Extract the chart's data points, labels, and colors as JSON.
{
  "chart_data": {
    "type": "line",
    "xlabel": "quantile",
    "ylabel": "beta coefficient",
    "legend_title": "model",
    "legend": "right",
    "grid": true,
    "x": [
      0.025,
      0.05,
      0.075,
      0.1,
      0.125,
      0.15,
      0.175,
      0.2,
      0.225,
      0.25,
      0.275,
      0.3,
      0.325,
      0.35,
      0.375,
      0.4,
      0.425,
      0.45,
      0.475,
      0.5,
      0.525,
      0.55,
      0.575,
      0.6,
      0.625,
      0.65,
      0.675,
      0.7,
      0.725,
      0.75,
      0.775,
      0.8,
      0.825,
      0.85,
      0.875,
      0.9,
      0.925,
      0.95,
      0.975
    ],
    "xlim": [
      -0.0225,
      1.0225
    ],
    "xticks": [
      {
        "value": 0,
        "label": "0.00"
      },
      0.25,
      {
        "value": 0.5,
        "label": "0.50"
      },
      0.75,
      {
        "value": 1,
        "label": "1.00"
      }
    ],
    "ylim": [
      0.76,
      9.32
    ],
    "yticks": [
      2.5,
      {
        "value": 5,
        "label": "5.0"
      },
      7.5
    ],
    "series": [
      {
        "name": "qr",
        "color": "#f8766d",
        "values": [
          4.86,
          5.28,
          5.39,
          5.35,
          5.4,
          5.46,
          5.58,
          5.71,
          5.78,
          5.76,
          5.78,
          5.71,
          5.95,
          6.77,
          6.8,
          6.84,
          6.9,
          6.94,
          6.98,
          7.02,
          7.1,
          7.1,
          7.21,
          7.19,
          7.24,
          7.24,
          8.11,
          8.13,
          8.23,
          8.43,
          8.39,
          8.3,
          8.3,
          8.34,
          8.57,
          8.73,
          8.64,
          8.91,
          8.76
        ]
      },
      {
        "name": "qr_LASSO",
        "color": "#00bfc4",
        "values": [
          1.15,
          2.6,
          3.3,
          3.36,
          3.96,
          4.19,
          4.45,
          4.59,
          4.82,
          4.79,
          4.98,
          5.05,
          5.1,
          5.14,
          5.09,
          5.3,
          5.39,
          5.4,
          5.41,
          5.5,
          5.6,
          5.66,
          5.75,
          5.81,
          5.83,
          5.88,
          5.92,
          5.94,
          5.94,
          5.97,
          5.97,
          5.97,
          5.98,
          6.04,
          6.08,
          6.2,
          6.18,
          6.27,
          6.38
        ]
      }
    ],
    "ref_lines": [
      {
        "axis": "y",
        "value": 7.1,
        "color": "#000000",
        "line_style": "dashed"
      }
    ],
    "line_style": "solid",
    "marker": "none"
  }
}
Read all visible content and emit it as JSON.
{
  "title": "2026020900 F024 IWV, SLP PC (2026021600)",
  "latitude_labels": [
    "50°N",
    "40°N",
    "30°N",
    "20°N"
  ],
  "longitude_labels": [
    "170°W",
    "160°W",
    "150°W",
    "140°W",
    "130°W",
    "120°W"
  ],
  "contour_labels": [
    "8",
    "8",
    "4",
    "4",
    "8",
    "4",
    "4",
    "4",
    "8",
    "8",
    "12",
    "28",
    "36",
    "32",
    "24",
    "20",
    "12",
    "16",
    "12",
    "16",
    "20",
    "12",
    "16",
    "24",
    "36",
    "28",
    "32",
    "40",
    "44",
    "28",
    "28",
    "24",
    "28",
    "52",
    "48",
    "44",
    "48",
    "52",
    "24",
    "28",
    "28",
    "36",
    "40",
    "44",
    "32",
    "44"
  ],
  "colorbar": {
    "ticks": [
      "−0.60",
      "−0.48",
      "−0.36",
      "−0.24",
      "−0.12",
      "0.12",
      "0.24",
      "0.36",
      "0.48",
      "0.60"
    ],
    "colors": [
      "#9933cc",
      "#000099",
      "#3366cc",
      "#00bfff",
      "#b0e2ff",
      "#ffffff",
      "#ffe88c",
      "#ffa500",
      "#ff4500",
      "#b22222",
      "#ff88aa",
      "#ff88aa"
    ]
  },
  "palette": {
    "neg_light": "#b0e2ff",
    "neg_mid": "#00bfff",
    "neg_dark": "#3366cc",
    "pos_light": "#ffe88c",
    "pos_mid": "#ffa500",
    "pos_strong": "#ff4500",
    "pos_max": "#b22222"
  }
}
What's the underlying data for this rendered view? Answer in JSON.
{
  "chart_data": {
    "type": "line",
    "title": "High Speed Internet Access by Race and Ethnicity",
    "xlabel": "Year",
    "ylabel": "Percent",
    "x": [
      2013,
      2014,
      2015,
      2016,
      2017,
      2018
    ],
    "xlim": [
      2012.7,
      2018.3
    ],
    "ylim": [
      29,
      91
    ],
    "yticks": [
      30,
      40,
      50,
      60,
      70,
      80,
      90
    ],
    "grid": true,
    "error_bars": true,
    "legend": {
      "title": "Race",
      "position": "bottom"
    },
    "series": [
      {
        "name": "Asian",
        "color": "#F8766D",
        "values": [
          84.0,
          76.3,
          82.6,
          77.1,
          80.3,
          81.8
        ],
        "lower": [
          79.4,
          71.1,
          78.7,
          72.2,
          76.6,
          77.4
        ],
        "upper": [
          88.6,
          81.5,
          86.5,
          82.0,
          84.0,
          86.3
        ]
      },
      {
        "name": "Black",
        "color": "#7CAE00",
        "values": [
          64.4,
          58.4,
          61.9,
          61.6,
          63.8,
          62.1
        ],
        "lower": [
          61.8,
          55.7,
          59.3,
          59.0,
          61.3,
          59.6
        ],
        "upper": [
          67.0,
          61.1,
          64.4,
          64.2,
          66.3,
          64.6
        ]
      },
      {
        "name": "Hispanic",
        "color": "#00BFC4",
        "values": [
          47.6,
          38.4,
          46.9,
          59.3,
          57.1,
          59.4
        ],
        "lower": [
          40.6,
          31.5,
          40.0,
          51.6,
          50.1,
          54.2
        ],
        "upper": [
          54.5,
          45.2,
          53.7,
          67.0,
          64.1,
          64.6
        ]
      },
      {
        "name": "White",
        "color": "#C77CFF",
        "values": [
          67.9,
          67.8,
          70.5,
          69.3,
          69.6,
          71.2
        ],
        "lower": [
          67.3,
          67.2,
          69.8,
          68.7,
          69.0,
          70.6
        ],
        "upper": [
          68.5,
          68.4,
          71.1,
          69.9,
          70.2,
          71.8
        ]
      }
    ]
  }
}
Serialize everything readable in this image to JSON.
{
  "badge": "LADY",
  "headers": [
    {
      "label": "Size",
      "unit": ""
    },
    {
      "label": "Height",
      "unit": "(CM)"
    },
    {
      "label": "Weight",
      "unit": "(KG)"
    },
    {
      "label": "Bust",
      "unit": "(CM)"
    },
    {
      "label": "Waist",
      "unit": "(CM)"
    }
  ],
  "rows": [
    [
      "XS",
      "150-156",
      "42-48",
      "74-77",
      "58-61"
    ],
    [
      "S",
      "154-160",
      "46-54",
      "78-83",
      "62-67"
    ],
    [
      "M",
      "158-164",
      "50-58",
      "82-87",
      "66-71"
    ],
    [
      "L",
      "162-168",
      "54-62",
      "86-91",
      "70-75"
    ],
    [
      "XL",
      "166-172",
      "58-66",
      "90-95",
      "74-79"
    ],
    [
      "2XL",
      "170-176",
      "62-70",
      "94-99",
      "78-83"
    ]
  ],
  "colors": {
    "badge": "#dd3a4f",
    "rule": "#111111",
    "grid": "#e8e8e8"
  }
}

******************************

SET EXERCISE >>
The answer should be a single number: the count of lines in the data that include the string "colors".

FULL OUTPUT >>
3